▶ _What the exercise asks_: Show every line in the entries below where the word "Produits" appears.

▶ _Records_:
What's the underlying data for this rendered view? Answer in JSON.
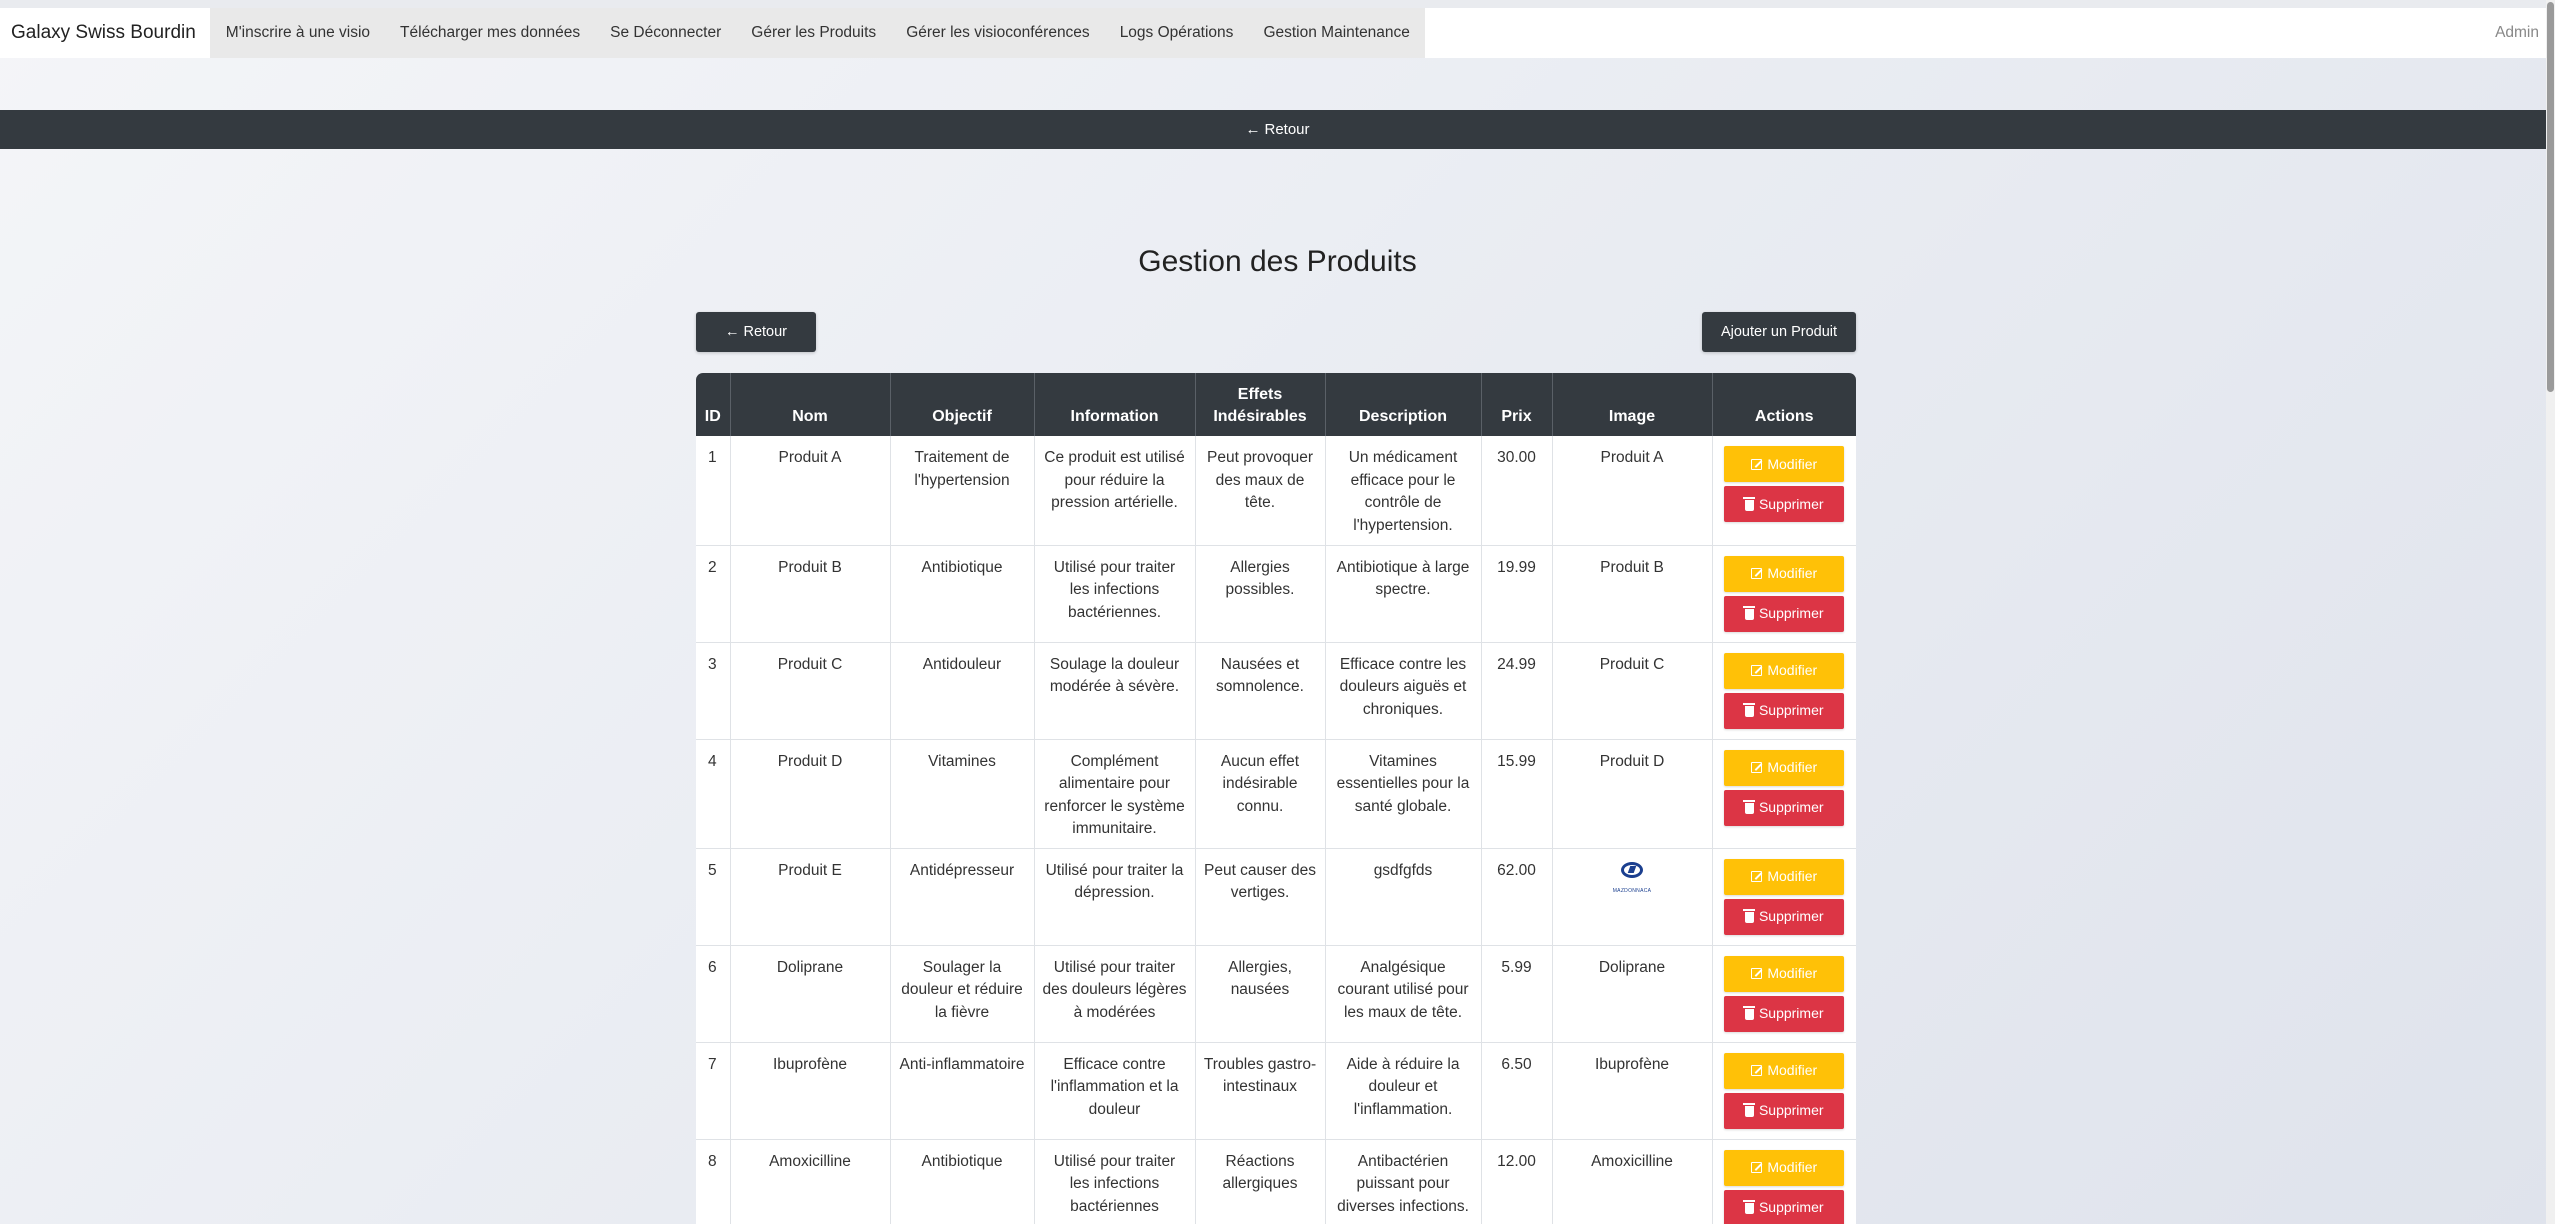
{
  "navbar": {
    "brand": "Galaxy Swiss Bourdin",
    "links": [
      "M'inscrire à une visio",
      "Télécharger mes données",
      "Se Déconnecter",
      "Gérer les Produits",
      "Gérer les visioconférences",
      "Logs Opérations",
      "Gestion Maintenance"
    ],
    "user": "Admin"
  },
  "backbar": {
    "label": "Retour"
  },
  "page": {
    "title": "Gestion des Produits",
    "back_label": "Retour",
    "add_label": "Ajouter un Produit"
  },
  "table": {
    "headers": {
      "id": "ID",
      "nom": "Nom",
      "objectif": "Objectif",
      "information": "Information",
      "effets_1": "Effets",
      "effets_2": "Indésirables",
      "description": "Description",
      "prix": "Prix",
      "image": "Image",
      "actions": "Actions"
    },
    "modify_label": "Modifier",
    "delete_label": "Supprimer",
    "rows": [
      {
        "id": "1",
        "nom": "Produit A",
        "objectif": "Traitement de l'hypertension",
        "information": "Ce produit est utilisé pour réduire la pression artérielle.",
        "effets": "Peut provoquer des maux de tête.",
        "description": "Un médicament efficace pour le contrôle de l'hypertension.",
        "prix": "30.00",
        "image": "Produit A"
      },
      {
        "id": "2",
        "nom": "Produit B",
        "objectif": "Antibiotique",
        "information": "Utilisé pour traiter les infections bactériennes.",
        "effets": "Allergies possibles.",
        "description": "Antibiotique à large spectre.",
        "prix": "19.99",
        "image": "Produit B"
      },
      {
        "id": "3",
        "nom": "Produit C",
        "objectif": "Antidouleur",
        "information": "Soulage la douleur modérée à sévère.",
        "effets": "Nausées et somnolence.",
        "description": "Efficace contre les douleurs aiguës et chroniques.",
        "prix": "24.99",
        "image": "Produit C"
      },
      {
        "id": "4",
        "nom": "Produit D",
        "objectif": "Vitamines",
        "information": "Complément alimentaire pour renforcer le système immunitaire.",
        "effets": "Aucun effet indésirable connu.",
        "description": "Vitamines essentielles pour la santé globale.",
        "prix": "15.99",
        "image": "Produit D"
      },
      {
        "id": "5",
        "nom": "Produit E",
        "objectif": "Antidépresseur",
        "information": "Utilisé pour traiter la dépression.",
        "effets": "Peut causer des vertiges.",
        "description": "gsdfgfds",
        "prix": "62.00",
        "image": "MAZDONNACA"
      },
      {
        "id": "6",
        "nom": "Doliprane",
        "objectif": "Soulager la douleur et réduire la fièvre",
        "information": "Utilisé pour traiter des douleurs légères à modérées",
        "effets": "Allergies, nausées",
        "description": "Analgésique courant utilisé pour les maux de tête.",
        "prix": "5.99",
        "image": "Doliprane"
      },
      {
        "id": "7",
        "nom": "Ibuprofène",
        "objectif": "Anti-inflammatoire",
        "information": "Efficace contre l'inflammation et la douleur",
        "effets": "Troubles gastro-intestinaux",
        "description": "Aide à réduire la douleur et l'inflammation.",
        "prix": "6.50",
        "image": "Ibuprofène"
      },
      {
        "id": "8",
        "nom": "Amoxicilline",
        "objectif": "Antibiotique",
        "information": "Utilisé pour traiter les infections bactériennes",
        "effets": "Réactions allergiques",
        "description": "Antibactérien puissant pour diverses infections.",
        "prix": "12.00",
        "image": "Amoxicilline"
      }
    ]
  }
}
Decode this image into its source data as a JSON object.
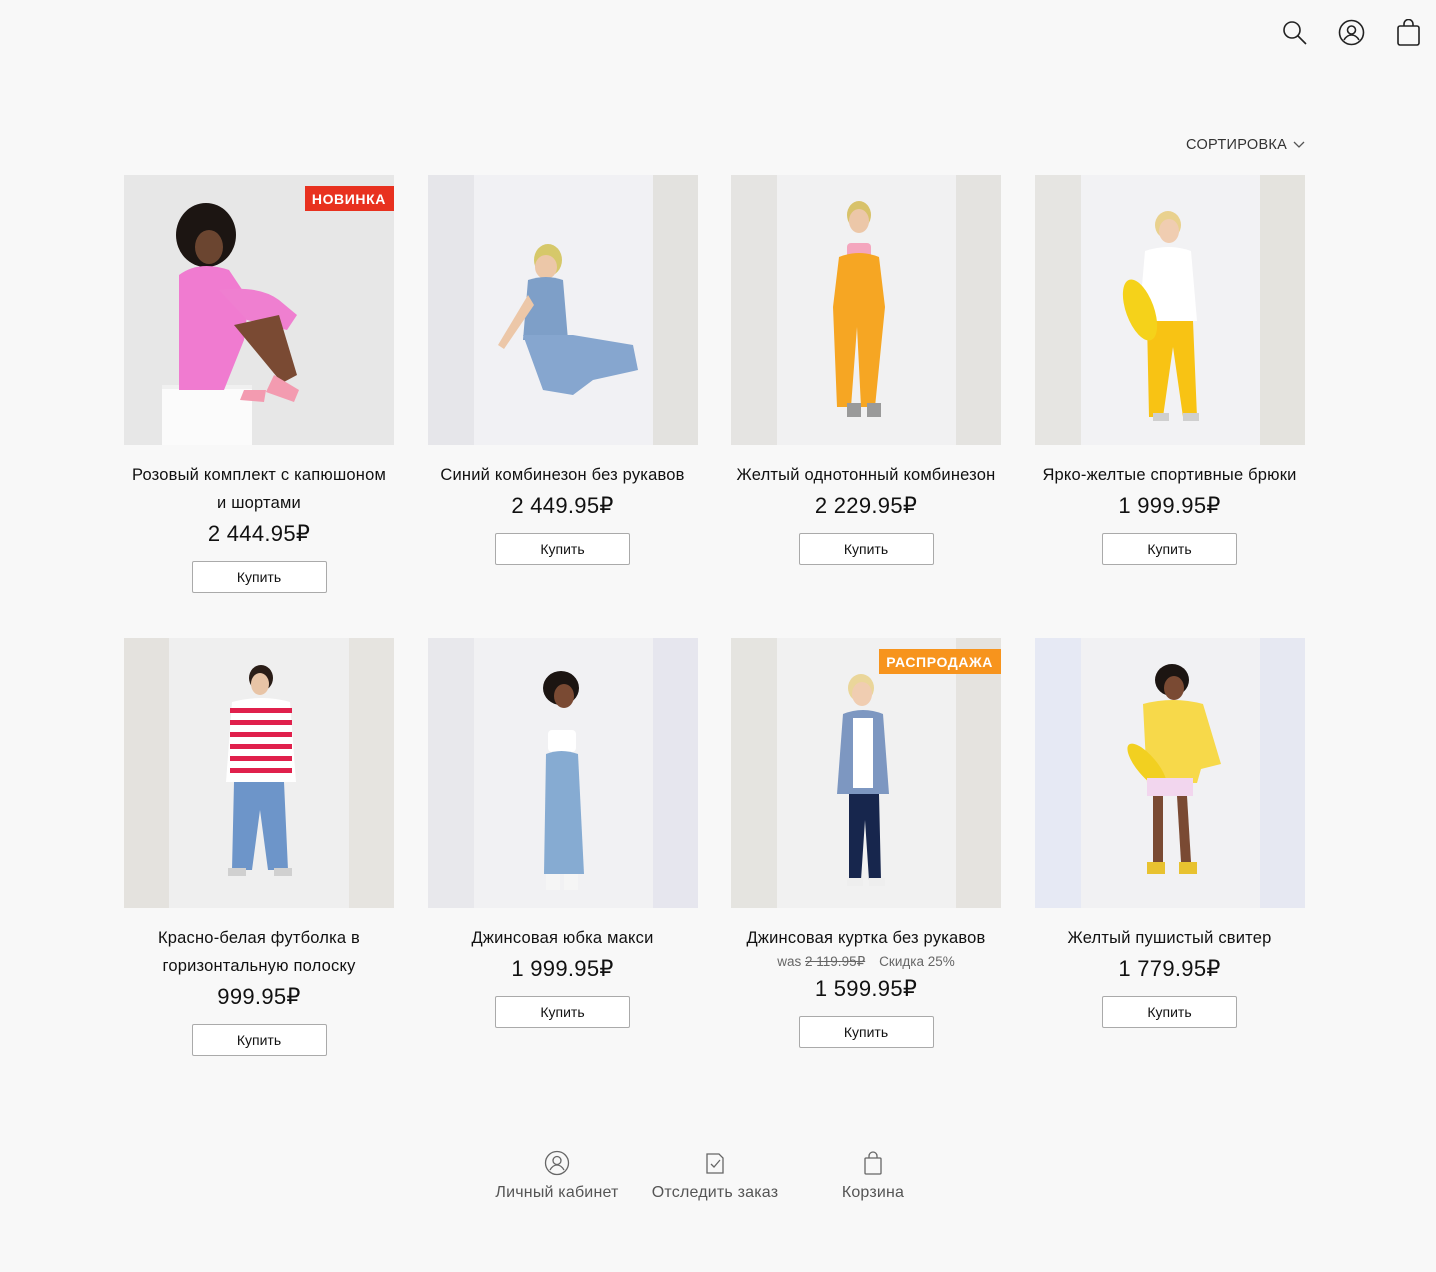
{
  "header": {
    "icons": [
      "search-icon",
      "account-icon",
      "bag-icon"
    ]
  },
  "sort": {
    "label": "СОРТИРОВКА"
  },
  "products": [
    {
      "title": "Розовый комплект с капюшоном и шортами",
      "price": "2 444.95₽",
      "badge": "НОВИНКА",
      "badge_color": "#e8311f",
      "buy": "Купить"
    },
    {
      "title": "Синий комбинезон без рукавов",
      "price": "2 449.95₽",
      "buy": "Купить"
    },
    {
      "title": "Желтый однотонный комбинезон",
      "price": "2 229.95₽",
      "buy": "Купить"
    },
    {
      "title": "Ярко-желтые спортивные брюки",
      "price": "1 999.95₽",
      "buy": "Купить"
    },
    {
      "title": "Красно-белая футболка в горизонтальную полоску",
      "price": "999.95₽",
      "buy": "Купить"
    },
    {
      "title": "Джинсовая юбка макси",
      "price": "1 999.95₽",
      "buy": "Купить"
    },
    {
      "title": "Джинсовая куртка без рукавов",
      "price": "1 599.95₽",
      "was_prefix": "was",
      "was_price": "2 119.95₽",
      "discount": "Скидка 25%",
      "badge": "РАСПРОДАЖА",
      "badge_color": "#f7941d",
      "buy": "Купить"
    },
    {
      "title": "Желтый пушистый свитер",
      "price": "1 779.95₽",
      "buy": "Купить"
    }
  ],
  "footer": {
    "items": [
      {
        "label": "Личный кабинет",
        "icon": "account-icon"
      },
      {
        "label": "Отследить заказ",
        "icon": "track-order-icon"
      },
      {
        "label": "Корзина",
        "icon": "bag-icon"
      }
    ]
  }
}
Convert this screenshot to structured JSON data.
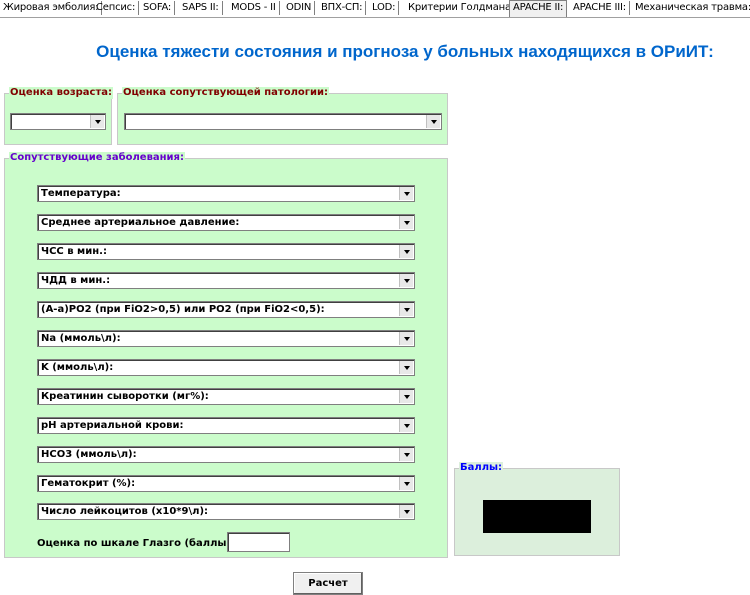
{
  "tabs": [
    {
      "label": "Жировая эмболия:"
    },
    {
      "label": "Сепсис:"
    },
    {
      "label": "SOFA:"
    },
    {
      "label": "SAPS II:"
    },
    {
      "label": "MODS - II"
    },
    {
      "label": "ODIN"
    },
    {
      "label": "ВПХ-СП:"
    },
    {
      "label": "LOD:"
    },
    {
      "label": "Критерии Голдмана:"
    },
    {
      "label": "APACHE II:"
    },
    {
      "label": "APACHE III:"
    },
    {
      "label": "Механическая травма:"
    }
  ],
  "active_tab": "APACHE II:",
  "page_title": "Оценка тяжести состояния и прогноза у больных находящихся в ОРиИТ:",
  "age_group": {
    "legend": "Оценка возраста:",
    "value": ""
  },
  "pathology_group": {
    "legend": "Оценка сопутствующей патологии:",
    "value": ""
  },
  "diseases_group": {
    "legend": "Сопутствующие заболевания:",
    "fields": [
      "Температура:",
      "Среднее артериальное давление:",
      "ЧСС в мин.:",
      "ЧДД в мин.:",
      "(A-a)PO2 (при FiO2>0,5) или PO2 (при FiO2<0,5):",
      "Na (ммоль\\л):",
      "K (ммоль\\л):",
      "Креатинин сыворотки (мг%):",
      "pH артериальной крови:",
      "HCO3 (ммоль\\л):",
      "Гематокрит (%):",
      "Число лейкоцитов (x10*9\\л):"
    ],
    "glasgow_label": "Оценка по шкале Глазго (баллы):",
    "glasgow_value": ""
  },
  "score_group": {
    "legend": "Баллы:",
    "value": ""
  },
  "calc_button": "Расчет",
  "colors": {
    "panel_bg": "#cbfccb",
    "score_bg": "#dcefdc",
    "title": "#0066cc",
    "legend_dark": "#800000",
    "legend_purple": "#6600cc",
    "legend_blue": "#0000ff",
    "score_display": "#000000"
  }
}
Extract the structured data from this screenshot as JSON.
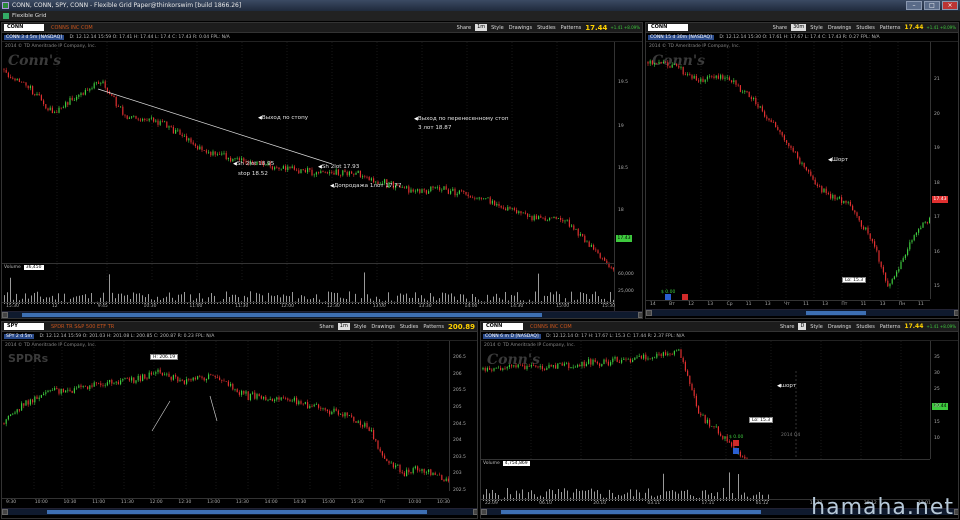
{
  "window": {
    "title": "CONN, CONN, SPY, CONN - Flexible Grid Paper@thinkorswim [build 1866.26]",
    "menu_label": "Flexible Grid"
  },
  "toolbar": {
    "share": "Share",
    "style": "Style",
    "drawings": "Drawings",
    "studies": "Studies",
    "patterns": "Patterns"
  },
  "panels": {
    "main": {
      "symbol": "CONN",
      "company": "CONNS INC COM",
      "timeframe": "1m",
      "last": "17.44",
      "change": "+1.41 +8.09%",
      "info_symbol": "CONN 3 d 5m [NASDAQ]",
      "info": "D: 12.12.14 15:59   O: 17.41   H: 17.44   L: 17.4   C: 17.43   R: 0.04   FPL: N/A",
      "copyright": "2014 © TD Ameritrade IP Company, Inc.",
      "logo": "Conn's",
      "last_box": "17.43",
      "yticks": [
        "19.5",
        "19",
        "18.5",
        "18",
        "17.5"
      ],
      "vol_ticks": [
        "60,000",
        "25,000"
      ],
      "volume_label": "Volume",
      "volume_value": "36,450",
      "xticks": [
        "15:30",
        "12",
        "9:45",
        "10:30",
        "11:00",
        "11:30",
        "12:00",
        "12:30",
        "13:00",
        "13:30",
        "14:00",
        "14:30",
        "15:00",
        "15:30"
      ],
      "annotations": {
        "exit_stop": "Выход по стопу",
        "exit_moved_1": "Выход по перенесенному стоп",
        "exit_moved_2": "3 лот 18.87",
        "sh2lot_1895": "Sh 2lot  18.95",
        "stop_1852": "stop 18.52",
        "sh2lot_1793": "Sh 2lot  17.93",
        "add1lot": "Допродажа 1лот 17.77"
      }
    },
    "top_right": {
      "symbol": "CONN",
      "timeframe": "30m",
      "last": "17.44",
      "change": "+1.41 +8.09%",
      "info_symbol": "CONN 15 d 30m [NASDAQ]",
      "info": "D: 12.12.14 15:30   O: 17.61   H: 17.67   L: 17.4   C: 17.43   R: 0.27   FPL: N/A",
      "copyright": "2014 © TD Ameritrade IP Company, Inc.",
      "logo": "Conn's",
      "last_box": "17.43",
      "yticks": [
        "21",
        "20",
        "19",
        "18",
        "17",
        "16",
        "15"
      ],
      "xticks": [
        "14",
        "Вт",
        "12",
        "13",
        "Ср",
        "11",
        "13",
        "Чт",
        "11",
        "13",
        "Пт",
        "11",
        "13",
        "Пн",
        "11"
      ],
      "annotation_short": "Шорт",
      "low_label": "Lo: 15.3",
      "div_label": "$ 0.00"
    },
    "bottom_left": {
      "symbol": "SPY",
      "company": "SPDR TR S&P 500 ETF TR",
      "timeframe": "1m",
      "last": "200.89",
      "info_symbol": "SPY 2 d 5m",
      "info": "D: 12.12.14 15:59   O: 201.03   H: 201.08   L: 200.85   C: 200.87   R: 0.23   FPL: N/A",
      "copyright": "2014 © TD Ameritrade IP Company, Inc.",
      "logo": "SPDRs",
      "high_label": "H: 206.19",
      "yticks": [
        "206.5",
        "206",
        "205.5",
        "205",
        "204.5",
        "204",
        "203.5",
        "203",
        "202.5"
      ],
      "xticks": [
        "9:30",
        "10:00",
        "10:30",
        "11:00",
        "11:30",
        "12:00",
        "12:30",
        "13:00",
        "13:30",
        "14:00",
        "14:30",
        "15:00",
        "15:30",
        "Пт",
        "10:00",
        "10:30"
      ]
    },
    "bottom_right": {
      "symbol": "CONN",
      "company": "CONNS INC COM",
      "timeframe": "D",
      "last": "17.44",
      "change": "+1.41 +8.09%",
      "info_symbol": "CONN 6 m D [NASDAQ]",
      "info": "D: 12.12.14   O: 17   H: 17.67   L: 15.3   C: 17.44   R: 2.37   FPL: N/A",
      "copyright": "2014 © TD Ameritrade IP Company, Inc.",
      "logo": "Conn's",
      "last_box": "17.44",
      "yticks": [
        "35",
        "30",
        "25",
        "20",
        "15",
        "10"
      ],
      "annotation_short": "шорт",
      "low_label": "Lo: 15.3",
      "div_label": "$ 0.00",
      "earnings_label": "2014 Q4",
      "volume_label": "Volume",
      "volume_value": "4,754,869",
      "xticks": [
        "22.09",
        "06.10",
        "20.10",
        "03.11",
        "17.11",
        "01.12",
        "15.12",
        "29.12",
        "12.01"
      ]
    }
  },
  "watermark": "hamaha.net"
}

▶ _Solution to the exercise_:
      "Gérer les Produits",
    "title": "Gestion des Produits",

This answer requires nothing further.